### Work required
Records follow. Select each line holding "Section".

* START Data extract *

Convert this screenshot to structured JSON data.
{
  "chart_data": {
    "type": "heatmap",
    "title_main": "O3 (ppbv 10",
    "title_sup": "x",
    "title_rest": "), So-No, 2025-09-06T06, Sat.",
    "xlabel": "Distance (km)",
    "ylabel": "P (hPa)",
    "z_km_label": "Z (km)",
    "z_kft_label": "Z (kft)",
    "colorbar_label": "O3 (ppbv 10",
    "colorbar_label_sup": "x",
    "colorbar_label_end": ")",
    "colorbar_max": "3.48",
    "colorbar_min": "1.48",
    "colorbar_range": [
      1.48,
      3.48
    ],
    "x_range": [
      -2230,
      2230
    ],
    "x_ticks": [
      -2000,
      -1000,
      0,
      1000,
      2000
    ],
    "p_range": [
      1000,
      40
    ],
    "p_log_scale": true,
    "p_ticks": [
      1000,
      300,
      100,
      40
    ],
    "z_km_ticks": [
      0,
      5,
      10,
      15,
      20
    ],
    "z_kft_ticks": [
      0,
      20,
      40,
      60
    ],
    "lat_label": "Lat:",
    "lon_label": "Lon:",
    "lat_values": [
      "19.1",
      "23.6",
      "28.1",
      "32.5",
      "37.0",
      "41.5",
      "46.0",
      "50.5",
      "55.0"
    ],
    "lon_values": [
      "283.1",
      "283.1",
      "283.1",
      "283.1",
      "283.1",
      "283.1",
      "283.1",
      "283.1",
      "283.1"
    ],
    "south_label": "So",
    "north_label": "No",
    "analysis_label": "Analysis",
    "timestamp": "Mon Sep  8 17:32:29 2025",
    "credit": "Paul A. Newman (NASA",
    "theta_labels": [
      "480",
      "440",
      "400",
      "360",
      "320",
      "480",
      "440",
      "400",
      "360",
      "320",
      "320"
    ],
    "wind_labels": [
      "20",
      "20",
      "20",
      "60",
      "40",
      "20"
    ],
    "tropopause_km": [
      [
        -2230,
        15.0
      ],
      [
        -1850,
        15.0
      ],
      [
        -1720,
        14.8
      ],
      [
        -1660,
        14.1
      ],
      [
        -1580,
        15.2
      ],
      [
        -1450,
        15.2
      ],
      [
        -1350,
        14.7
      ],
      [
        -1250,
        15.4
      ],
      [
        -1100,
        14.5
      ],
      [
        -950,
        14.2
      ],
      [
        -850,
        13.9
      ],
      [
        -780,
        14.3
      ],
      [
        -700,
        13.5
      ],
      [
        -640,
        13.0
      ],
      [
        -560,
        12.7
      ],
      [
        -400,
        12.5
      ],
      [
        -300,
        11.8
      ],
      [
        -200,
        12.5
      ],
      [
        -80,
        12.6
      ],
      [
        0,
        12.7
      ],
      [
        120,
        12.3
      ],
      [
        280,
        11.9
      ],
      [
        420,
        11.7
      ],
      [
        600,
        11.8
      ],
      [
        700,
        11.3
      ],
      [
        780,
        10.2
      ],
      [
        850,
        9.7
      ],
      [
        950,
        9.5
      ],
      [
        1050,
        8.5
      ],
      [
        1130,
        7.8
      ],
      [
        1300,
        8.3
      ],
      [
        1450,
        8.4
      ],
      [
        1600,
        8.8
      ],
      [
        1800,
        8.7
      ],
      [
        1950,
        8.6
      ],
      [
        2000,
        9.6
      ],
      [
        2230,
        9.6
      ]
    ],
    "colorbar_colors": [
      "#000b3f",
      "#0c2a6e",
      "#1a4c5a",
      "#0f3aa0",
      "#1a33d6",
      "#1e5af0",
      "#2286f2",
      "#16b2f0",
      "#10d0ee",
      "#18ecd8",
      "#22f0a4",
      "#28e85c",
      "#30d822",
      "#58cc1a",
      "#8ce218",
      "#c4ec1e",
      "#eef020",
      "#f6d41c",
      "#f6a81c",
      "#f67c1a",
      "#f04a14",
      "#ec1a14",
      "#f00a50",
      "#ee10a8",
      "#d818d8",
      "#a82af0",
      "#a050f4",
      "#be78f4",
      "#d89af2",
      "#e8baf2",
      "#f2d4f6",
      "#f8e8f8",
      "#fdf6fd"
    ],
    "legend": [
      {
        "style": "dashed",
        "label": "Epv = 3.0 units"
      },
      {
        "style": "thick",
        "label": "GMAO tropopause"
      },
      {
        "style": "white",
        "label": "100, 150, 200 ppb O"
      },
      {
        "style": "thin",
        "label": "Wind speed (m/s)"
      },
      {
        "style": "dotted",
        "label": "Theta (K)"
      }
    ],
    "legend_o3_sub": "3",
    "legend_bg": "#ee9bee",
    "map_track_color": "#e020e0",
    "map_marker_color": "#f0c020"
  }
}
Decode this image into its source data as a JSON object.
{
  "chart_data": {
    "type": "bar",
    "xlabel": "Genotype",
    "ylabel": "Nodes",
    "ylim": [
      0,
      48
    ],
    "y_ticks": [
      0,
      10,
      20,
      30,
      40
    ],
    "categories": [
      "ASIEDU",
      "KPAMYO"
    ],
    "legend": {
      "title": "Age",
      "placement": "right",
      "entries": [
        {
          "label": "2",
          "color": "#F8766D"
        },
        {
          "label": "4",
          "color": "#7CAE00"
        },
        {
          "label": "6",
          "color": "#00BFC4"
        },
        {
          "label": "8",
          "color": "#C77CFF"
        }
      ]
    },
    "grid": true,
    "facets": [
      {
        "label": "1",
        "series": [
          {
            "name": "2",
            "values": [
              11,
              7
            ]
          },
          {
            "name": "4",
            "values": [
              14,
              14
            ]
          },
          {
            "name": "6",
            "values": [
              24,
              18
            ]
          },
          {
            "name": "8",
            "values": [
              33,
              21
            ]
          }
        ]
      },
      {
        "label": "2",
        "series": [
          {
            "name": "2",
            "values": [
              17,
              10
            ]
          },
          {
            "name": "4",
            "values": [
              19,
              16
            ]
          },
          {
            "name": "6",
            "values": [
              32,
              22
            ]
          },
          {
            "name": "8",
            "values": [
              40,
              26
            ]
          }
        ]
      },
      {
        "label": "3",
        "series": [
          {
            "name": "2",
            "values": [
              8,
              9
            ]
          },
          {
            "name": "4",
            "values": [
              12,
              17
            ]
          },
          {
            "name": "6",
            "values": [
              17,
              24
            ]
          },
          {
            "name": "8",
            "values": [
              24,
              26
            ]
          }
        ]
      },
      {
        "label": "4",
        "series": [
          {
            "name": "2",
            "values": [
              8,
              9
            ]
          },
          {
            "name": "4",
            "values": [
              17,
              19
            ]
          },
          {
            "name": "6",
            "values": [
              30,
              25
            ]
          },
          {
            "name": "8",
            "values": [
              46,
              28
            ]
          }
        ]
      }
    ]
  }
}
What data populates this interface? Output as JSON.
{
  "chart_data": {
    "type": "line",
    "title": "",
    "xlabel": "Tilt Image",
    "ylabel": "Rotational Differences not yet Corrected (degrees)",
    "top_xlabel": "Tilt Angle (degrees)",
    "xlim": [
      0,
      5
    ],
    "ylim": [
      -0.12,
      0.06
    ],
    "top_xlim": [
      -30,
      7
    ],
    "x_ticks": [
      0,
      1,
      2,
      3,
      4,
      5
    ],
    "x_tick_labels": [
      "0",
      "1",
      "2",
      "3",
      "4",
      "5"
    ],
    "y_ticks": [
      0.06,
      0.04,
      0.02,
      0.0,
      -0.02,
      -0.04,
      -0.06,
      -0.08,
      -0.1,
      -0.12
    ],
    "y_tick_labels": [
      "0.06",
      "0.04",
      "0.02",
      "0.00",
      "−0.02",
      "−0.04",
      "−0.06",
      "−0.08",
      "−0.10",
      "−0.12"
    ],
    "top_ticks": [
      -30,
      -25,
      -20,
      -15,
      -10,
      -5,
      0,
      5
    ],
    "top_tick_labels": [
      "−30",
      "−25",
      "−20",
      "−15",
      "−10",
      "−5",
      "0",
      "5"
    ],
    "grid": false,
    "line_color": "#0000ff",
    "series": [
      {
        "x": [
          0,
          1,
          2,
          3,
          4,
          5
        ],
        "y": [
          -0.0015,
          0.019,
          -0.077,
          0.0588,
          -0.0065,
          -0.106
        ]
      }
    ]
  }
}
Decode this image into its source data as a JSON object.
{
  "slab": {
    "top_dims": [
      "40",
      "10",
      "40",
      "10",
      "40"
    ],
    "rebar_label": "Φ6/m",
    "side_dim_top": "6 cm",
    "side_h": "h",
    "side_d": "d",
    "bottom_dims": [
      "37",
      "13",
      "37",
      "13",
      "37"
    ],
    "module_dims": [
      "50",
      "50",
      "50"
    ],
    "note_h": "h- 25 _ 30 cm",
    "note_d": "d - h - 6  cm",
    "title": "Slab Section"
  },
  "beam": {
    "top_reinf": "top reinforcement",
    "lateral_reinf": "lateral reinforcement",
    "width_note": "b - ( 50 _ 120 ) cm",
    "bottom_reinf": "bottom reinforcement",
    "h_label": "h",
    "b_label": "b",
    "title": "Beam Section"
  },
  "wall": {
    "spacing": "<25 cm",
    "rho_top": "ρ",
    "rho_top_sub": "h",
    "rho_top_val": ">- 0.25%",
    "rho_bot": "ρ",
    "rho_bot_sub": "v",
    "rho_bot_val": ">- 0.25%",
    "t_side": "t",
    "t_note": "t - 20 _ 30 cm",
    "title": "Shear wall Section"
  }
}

* END Data extract *

### Exercise response
    "title": "Slab Section"
    "title": "Beam Section"
    "title": "Shear wall Section"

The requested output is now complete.